■ **Given exercise**
Write each record again exactly as it stands.

■ **Records supplied**
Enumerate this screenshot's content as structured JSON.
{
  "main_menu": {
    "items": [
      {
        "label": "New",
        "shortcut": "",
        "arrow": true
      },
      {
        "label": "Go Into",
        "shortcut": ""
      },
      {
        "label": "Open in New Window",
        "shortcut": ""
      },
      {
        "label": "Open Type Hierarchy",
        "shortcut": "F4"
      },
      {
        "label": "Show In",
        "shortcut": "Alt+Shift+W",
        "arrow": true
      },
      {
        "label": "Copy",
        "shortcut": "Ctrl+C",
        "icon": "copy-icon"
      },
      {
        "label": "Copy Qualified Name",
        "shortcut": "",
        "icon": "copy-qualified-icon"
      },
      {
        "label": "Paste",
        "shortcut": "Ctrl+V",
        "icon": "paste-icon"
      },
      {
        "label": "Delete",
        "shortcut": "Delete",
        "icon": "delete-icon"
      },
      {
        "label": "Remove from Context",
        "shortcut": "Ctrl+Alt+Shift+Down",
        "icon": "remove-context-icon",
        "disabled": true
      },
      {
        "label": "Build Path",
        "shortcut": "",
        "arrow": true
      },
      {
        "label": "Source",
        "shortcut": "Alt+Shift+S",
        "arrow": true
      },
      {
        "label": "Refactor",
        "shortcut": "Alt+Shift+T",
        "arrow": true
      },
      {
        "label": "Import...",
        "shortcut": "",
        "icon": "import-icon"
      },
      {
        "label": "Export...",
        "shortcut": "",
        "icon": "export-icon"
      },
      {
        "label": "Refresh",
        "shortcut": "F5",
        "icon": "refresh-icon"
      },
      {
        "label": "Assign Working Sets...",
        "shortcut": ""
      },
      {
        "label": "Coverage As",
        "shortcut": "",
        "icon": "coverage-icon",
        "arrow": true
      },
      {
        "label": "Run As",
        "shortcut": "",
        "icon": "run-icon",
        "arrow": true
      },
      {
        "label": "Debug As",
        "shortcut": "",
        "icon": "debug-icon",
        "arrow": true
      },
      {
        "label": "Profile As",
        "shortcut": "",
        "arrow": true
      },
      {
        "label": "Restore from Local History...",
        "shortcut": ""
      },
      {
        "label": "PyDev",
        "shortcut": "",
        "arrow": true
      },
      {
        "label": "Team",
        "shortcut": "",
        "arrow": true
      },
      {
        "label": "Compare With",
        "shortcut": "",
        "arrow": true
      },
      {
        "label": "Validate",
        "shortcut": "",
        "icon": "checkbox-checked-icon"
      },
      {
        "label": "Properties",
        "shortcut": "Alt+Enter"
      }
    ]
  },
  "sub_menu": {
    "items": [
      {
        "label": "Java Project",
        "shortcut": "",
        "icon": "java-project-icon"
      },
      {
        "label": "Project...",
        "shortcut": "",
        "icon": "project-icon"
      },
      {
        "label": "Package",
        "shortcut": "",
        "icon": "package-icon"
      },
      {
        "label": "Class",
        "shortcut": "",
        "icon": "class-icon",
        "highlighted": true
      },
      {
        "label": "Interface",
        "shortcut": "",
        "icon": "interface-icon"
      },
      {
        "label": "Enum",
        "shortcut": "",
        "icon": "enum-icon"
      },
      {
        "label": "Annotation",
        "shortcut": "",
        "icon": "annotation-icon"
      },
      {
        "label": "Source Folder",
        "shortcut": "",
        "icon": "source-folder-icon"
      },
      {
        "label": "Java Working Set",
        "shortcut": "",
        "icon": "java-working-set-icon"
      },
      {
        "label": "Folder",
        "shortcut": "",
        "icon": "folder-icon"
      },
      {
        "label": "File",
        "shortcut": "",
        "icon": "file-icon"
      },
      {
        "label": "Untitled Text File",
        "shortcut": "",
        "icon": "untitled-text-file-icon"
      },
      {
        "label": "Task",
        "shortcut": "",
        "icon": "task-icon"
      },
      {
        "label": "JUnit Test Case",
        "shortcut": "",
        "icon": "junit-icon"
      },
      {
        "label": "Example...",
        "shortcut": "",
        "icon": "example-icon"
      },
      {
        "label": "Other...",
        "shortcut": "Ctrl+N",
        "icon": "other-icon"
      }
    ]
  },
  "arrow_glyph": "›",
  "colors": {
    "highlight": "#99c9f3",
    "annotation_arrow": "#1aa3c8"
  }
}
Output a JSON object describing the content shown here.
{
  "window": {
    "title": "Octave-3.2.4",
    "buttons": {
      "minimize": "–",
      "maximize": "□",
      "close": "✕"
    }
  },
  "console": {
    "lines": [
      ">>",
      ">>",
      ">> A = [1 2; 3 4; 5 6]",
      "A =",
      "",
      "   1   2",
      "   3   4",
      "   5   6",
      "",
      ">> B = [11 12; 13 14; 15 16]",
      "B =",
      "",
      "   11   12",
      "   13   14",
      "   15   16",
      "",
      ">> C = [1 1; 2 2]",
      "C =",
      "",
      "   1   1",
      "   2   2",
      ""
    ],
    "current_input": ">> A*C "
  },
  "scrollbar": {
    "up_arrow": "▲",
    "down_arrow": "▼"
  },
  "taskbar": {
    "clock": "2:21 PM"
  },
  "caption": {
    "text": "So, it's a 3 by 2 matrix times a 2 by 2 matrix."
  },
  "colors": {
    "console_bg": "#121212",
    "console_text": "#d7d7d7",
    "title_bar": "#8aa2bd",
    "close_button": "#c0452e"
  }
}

■ **Output of the exercise**
Enumerate this screenshot's content as structured JSON.
{
  "main_menu": {
    "items": [
      {
        "label": "New",
        "shortcut": "",
        "arrow": true
      },
      {
        "label": "Go Into",
        "shortcut": ""
      },
      {
        "label": "Open in New Window",
        "shortcut": ""
      },
      {
        "label": "Open Type Hierarchy",
        "shortcut": "F4"
      },
      {
        "label": "Show In",
        "shortcut": "Alt+Shift+W",
        "arrow": true
      },
      {
        "label": "Copy",
        "shortcut": "Ctrl+C",
        "icon": "copy-icon"
      },
      {
        "label": "Copy Qualified Name",
        "shortcut": "",
        "icon": "copy-qualified-icon"
      },
      {
        "label": "Paste",
        "shortcut": "Ctrl+V",
        "icon": "paste-icon"
      },
      {
        "label": "Delete",
        "shortcut": "Delete",
        "icon": "delete-icon"
      },
      {
        "label": "Remove from Context",
        "shortcut": "Ctrl+Alt+Shift+Down",
        "icon": "remove-context-icon",
        "disabled": true
      },
      {
        "label": "Build Path",
        "shortcut": "",
        "arrow": true
      },
      {
        "label": "Source",
        "shortcut": "Alt+Shift+S",
        "arrow": true
      },
      {
        "label": "Refactor",
        "shortcut": "Alt+Shift+T",
        "arrow": true
      },
      {
        "label": "Import...",
        "shortcut": "",
        "icon": "import-icon"
      },
      {
        "label": "Export...",
        "shortcut": "",
        "icon": "export-icon"
      },
      {
        "label": "Refresh",
        "shortcut": "F5",
        "icon": "refresh-icon"
      },
      {
        "label": "Assign Working Sets...",
        "shortcut": ""
      },
      {
        "label": "Coverage As",
        "shortcut": "",
        "icon": "coverage-icon",
        "arrow": true
      },
      {
        "label": "Run As",
        "shortcut": "",
        "icon": "run-icon",
        "arrow": true
      },
      {
        "label": "Debug As",
        "shortcut": "",
        "icon": "debug-icon",
        "arrow": true
      },
      {
        "label": "Profile As",
        "shortcut": "",
        "arrow": true
      },
      {
        "label": "Restore from Local History...",
        "shortcut": ""
      },
      {
        "label": "PyDev",
        "shortcut": "",
        "arrow": true
      },
      {
        "label": "Team",
        "shortcut": "",
        "arrow": true
      },
      {
        "label": "Compare With",
        "shortcut": "",
        "arrow": true
      },
      {
        "label": "Validate",
        "shortcut": "",
        "icon": "checkbox-checked-icon"
      },
      {
        "label": "Properties",
        "shortcut": "Alt+Enter"
      }
    ]
  },
  "sub_menu": {
    "items": [
      {
        "label": "Java Project",
        "shortcut": "",
        "icon": "java-project-icon"
      },
      {
        "label": "Project...",
        "shortcut": "",
        "icon": "project-icon"
      },
      {
        "label": "Package",
        "shortcut": "",
        "icon": "package-icon"
      },
      {
        "label": "Class",
        "shortcut": "",
        "icon": "class-icon",
        "highlighted": true
      },
      {
        "label": "Interface",
        "shortcut": "",
        "icon": "interface-icon"
      },
      {
        "label": "Enum",
        "shortcut": "",
        "icon": "enum-icon"
      },
      {
        "label": "Annotation",
        "shortcut": "",
        "icon": "annotation-icon"
      },
      {
        "label": "Source Folder",
        "shortcut": "",
        "icon": "source-folder-icon"
      },
      {
        "label": "Java Working Set",
        "shortcut": "",
        "icon": "java-working-set-icon"
      },
      {
        "label": "Folder",
        "shortcut": "",
        "icon": "folder-icon"
      },
      {
        "label": "File",
        "shortcut": "",
        "icon": "file-icon"
      },
      {
        "label": "Untitled Text File",
        "shortcut": "",
        "icon": "untitled-text-file-icon"
      },
      {
        "label": "Task",
        "shortcut": "",
        "icon": "task-icon"
      },
      {
        "label": "JUnit Test Case",
        "shortcut": "",
        "icon": "junit-icon"
      },
      {
        "label": "Example...",
        "shortcut": "",
        "icon": "example-icon"
      },
      {
        "label": "Other...",
        "shortcut": "Ctrl+N",
        "icon": "other-icon"
      }
    ]
  },
  "arrow_glyph": "›",
  "colors": {
    "highlight": "#99c9f3",
    "annotation_arrow": "#1aa3c8"
  }
}
Output a JSON object describing the content shown here.
{
  "window": {
    "title": "Octave-3.2.4",
    "buttons": {
      "minimize": "–",
      "maximize": "□",
      "close": "✕"
    }
  },
  "console": {
    "lines": [
      ">>",
      ">>",
      ">> A = [1 2; 3 4; 5 6]",
      "A =",
      "",
      "   1   2",
      "   3   4",
      "   5   6",
      "",
      ">> B = [11 12; 13 14; 15 16]",
      "B =",
      "",
      "   11   12",
      "   13   14",
      "   15   16",
      "",
      ">> C = [1 1; 2 2]",
      "C =",
      "",
      "   1   1",
      "   2   2",
      ""
    ],
    "current_input": ">> A*C "
  },
  "scrollbar": {
    "up_arrow": "▲",
    "down_arrow": "▼"
  },
  "taskbar": {
    "clock": "2:21 PM"
  },
  "caption": {
    "text": "So, it's a 3 by 2 matrix times a 2 by 2 matrix."
  },
  "colors": {
    "console_bg": "#121212",
    "console_text": "#d7d7d7",
    "title_bar": "#8aa2bd",
    "close_button": "#c0452e"
  }
}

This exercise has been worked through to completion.